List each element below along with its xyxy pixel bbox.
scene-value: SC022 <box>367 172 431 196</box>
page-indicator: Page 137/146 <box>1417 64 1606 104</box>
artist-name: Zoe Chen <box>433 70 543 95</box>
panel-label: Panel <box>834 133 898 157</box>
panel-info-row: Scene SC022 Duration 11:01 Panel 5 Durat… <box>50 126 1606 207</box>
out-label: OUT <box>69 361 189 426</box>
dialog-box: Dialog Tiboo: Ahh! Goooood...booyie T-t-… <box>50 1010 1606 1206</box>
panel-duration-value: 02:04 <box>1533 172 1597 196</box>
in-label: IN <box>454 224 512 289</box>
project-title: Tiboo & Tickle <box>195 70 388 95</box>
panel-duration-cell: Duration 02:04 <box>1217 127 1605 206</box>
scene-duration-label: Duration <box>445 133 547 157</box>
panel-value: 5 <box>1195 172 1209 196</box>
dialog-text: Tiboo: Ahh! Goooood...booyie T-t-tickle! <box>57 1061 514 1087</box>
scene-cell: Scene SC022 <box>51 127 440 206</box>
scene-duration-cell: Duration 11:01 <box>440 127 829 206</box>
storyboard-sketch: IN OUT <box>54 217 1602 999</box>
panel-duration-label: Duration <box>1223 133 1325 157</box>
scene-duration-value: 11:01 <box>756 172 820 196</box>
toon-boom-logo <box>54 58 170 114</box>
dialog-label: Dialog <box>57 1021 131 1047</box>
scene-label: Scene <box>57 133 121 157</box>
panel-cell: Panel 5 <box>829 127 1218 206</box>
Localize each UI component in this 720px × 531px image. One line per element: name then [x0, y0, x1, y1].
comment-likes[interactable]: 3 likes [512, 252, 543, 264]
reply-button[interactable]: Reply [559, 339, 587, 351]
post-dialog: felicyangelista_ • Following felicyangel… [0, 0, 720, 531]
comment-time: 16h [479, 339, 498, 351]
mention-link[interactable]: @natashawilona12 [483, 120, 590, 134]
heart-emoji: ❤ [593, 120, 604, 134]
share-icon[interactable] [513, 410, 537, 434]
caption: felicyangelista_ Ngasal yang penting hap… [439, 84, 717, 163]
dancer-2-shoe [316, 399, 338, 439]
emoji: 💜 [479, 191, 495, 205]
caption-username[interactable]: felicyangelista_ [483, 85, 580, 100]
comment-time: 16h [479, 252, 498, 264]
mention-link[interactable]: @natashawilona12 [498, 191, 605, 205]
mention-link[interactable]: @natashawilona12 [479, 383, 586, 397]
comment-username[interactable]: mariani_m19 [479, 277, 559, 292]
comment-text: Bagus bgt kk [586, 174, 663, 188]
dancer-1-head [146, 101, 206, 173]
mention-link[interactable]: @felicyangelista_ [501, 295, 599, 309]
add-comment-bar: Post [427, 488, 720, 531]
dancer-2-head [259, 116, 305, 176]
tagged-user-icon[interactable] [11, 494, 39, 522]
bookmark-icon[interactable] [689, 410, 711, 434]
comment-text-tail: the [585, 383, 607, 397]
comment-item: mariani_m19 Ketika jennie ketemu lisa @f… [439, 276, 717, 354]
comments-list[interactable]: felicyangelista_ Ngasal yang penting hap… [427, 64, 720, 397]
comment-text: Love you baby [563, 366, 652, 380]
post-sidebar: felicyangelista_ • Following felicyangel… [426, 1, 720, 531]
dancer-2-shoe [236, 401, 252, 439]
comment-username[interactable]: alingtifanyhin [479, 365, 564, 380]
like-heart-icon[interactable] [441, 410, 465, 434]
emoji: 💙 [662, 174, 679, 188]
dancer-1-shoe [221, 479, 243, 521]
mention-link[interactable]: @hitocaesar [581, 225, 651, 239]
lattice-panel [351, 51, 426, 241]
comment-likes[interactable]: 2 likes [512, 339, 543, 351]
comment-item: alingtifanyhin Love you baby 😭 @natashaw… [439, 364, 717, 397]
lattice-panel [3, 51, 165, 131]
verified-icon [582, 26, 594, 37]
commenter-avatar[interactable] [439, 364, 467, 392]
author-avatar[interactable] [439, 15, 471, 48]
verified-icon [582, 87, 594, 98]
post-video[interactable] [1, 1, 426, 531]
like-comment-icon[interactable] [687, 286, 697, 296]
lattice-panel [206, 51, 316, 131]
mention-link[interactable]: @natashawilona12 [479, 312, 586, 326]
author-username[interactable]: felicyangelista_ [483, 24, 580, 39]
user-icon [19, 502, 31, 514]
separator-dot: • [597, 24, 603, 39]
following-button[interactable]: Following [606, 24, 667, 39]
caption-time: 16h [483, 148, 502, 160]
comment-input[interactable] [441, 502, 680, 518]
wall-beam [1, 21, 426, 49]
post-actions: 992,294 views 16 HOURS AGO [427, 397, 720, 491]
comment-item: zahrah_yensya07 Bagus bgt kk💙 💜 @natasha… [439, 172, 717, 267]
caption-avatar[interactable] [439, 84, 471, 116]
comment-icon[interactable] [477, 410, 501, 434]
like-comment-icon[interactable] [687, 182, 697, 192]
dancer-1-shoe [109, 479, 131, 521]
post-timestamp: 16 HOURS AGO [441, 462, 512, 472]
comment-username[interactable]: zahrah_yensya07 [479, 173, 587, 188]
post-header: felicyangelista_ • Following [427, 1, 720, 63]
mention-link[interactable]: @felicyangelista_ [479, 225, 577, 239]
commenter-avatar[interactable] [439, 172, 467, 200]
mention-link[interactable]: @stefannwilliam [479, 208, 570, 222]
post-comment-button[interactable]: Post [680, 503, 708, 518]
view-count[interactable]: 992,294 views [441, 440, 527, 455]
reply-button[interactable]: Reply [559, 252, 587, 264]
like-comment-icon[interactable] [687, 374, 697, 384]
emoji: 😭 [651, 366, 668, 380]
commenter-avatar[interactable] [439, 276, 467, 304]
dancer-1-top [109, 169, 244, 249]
++++++
Task description: Copy every line of the entries above word for word, keeping their order and leaving nothing out.

Task output:
List each element below along with its xyxy pixel bbox.
scene-value: SC022 <box>367 172 431 196</box>
page-indicator: Page 137/146 <box>1417 64 1606 104</box>
artist-name: Zoe Chen <box>433 70 543 95</box>
panel-label: Panel <box>834 133 898 157</box>
panel-info-row: Scene SC022 Duration 11:01 Panel 5 Durat… <box>50 126 1606 207</box>
out-label: OUT <box>69 361 189 426</box>
dialog-box: Dialog Tiboo: Ahh! Goooood...booyie T-t-… <box>50 1010 1606 1206</box>
panel-duration-value: 02:04 <box>1533 172 1597 196</box>
in-label: IN <box>454 224 512 289</box>
project-title: Tiboo & Tickle <box>195 70 388 95</box>
panel-duration-cell: Duration 02:04 <box>1217 127 1605 206</box>
scene-duration-label: Duration <box>445 133 547 157</box>
panel-value: 5 <box>1195 172 1209 196</box>
dialog-text: Tiboo: Ahh! Goooood...booyie T-t-tickle! <box>57 1061 514 1087</box>
scene-cell: Scene SC022 <box>51 127 440 206</box>
scene-duration-cell: Duration 11:01 <box>440 127 829 206</box>
storyboard-sketch: IN OUT <box>54 217 1602 999</box>
panel-duration-label: Duration <box>1223 133 1325 157</box>
scene-duration-value: 11:01 <box>756 172 820 196</box>
toon-boom-logo <box>54 58 170 114</box>
dialog-label: Dialog <box>57 1021 131 1047</box>
scene-label: Scene <box>57 133 121 157</box>
panel-cell: Panel 5 <box>829 127 1218 206</box>
Localize each UI component in this 720px × 531px image. One line per element: name then [x0, y0, x1, y1].
comment-likes[interactable]: 3 likes [512, 252, 543, 264]
reply-button[interactable]: Reply [559, 339, 587, 351]
post-dialog: felicyangelista_ • Following felicyangel… [0, 0, 720, 531]
comment-time: 16h [479, 339, 498, 351]
mention-link[interactable]: @natashawilona12 [483, 120, 590, 134]
heart-emoji: ❤ [593, 120, 604, 134]
share-icon[interactable] [513, 410, 537, 434]
caption: felicyangelista_ Ngasal yang penting hap… [439, 84, 717, 163]
dancer-2-shoe [316, 399, 338, 439]
emoji: 💜 [479, 191, 495, 205]
caption-username[interactable]: felicyangelista_ [483, 85, 580, 100]
comment-time: 16h [479, 252, 498, 264]
mention-link[interactable]: @natashawilona12 [498, 191, 605, 205]
mention-link[interactable]: @natashawilona12 [479, 383, 586, 397]
comment-username[interactable]: mariani_m19 [479, 277, 559, 292]
comment-text: Bagus bgt kk [586, 174, 663, 188]
dancer-1-head [146, 101, 206, 173]
mention-link[interactable]: @felicyangelista_ [501, 295, 599, 309]
add-comment-bar: Post [427, 488, 720, 531]
dancer-2-head [259, 116, 305, 176]
tagged-user-icon[interactable] [11, 494, 39, 522]
bookmark-icon[interactable] [689, 410, 711, 434]
comment-text-tail: the [585, 383, 607, 397]
comment-item: mariani_m19 Ketika jennie ketemu lisa @f… [439, 276, 717, 354]
comments-list[interactable]: felicyangelista_ Ngasal yang penting hap… [427, 64, 720, 397]
comment-text: Love you baby [563, 366, 652, 380]
post-sidebar: felicyangelista_ • Following felicyangel… [426, 1, 720, 531]
dancer-2-shoe [236, 401, 252, 439]
comment-username[interactable]: alingtifanyhin [479, 365, 564, 380]
like-heart-icon[interactable] [441, 410, 465, 434]
emoji: 💙 [662, 174, 679, 188]
dancer-1-shoe [221, 479, 243, 521]
mention-link[interactable]: @hitocaesar [581, 225, 651, 239]
lattice-panel [351, 51, 426, 241]
comment-likes[interactable]: 2 likes [512, 339, 543, 351]
comment-item: alingtifanyhin Love you baby 😭 @natashaw… [439, 364, 717, 397]
lattice-panel [3, 51, 165, 131]
verified-icon [582, 26, 594, 37]
commenter-avatar[interactable] [439, 364, 467, 392]
author-avatar[interactable] [439, 15, 471, 48]
verified-icon [582, 87, 594, 98]
post-video[interactable] [1, 1, 426, 531]
like-comment-icon[interactable] [687, 286, 697, 296]
lattice-panel [206, 51, 316, 131]
mention-link[interactable]: @natashawilona12 [479, 312, 586, 326]
author-username[interactable]: felicyangelista_ [483, 24, 580, 39]
user-icon [19, 502, 31, 514]
separator-dot: • [597, 24, 603, 39]
following-button[interactable]: Following [606, 24, 667, 39]
caption-time: 16h [483, 148, 502, 160]
comment-input[interactable] [441, 502, 680, 518]
wall-beam [1, 21, 426, 49]
post-actions: 992,294 views 16 HOURS AGO [427, 397, 720, 491]
comment-item: zahrah_yensya07 Bagus bgt kk💙 💜 @natasha… [439, 172, 717, 267]
caption-avatar[interactable] [439, 84, 471, 116]
comment-icon[interactable] [477, 410, 501, 434]
like-comment-icon[interactable] [687, 182, 697, 192]
dancer-1-shoe [109, 479, 131, 521]
post-timestamp: 16 HOURS AGO [441, 462, 512, 472]
comment-username[interactable]: zahrah_yensya07 [479, 173, 587, 188]
post-header: felicyangelista_ • Following [427, 1, 720, 63]
mention-link[interactable]: @felicyangelista_ [479, 225, 577, 239]
commenter-avatar[interactable] [439, 172, 467, 200]
mention-link[interactable]: @stefannwilliam [479, 208, 570, 222]
post-comment-button[interactable]: Post [680, 503, 708, 518]
view-count[interactable]: 992,294 views [441, 440, 527, 455]
reply-button[interactable]: Reply [559, 252, 587, 264]
like-comment-icon[interactable] [687, 374, 697, 384]
emoji: 😭 [651, 366, 668, 380]
commenter-avatar[interactable] [439, 276, 467, 304]
dancer-1-top [109, 169, 244, 249]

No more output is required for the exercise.